* [Required task]:
Set down the data below without change, skipping the pictures it holds.

>> start Material shown

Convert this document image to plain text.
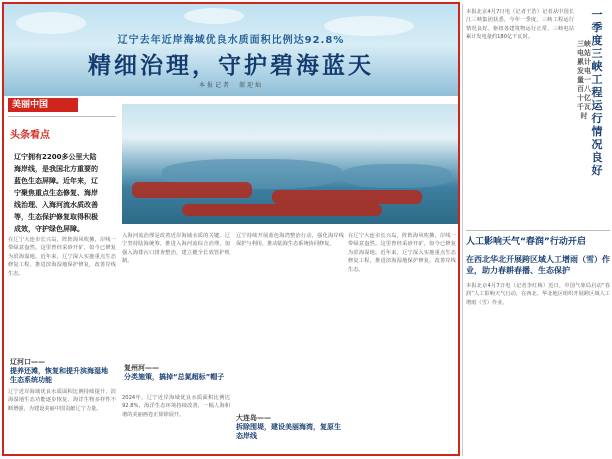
辽宁去年近岸海域优良水质面积比例达92.8%
精细治理，守护碧海蓝天
本报记者　郝迎灿
美丽中国
头条看点
辽宁拥有2200多公里大陆海岸线，是我国北方重要的蓝色生态屏障。近年来，辽宁聚焦重点生态修复、海岸线治理、入海河流水质改善等，生态保护修复取得积极成效，守护绿色屏障。
在辽宁大连市长兴岛，阵阵海风吹拂，岸线一带绿意盎然。这里曾经采砂开矿，如今已修复为滨海湿地。近年来，辽宁深入实施重点生态修复工程，推进滨海湿地保护修复，改善岸线生态。
辽河口——
提养还滩，恢复和提升滨海湿地生态系统功能
辽宁近岸海域优良水质面积比例持续提升，滨海湿地生态功能逐步恢复，海洋生物多样性不断增强，为建设美丽中国贡献辽宁力量。
入海河流治理是改善近岸海域水质的关键。辽宁坚持陆海统筹，推进入海河流综合治理，加强入海排污口排查整治，建立健全长效管护机制。
复州河——
分类施策，搞掉“总氮超标”帽子
2024年，辽宁近岸海域优良水质面积比例达92.8%，海洋生态环境持续改善，一幅人海和谐的美丽画卷正徐徐展开。
辽宁持续开展蓝色海湾整治行动，强化海岸线保护与利用，推动陆海生态系统协同修复。
在辽宁大连市长兴岛，阵阵海风吹拂，岸线一带绿意盎然。这里曾经采砂开矿，如今已修复为滨海湿地。近年来，辽宁深入实施重点生态修复工程，推进滨海湿地保护修复，改善岸线生态。
大连岛——
拆除围堤，建设美丽海湾，复原生态岸线
本报北京4月7日电（记者王浩）记者从中国长江三峡集团获悉，今年一季度，三峡工程运行情况良好。枢纽各建筑物运行正常，三峡电站累计发电量约180亿千瓦时。
一季度三峡工程运行情况良好
三峡电站累计发电量一百八十亿千瓦时
人工影响天气“春润”行动开启
在西北华北开展跨区域人工增雨（雪）作业，助力春耕春播、生态保护
本报北京4月7日电（记者李红梅）近日，中国气象局启动“春润”人工影响天气行动，在西北、华北地区组织开展跨区域人工增雨（雪）作业。
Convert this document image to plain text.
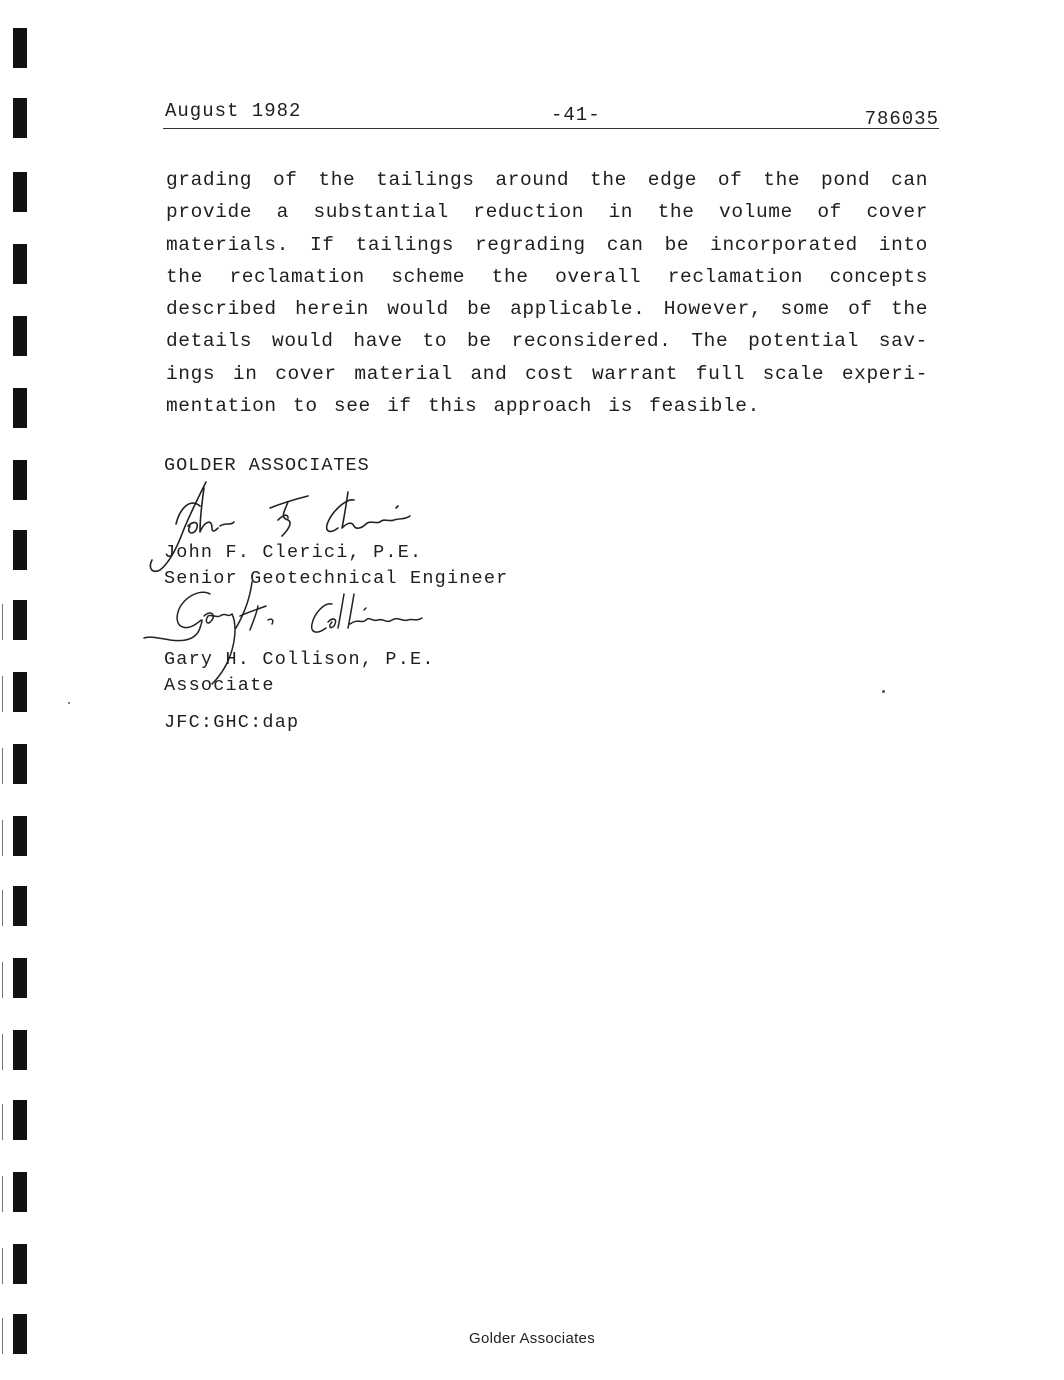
August 1982	-41-	786035
grading of the tailings around the edge of the pond can provide a substantial reduction in the volume of cover materials. If tailings regrading can be incorporated into the reclamation scheme the overall reclamation concepts described herein would be applicable. However, some of the details would have to be reconsidered. The potential sav- ings in cover material and cost warrant full scale experi- mentation to see if this approach is feasible.
GOLDER ASSOCIATES
John F. Clerici, P.E.
Senior Geotechnical Engineer
Gary H. Collison, P.E.
Associate
JFC:GHC:dap
Golder Associates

>> end Material shown

* [Exercise response]:
Convert this document image to plain text.
辽宁去年近岸海域优良水质面积比例达92.8%
精细治理，守护碧海蓝天
本报记者　郝迎灿
美丽中国
头条看点
辽宁拥有2200多公里大陆海岸线，是我国北方重要的蓝色生态屏障。近年来，辽宁聚焦重点生态修复、海岸线治理、入海河流水质改善等，生态保护修复取得积极成效，守护绿色屏障。
在辽宁大连市长兴岛，阵阵海风吹拂，岸线一带绿意盎然。这里曾经采砂开矿，如今已修复为滨海湿地。近年来，辽宁深入实施重点生态修复工程，推进滨海湿地保护修复，改善岸线生态。
辽河口——
提养还滩，恢复和提升滨海湿地生态系统功能
辽宁近岸海域优良水质面积比例持续提升，滨海湿地生态功能逐步恢复，海洋生物多样性不断增强，为建设美丽中国贡献辽宁力量。
入海河流治理是改善近岸海域水质的关键。辽宁坚持陆海统筹，推进入海河流综合治理，加强入海排污口排查整治，建立健全长效管护机制。
复州河——
分类施策，搞掉“总氮超标”帽子
2024年，辽宁近岸海域优良水质面积比例达92.8%，海洋生态环境持续改善，一幅人海和谐的美丽画卷正徐徐展开。
辽宁持续开展蓝色海湾整治行动，强化海岸线保护与利用，推动陆海生态系统协同修复。
在辽宁大连市长兴岛，阵阵海风吹拂，岸线一带绿意盎然。这里曾经采砂开矿，如今已修复为滨海湿地。近年来，辽宁深入实施重点生态修复工程，推进滨海湿地保护修复，改善岸线生态。
大连岛——
拆除围堤，建设美丽海湾，复原生态岸线
本报北京4月7日电（记者王浩）记者从中国长江三峡集团获悉，今年一季度，三峡工程运行情况良好。枢纽各建筑物运行正常，三峡电站累计发电量约180亿千瓦时。
一季度三峡工程运行情况良好
三峡电站累计发电量一百八十亿千瓦时
人工影响天气“春润”行动开启
在西北华北开展跨区域人工增雨（雪）作业，助力春耕春播、生态保护
本报北京4月7日电（记者李红梅）近日，中国气象局启动“春润”人工影响天气行动，在西北、华北地区组织开展跨区域人工增雨（雪）作业。
Convert this document image to plain text.
August 1982	-41-	786035
grading of the tailings around the edge of the pond can provide a substantial reduction in the volume of cover materials. If tailings regrading can be incorporated into the reclamation scheme the overall reclamation concepts described herein would be applicable. However, some of the details would have to be reconsidered. The potential sav- ings in cover material and cost warrant full scale experi- mentation to see if this approach is feasible.
GOLDER ASSOCIATES
John F. Clerici, P.E.
Senior Geotechnical Engineer
Gary H. Collison, P.E.
Associate
JFC:GHC:dap
Golder Associates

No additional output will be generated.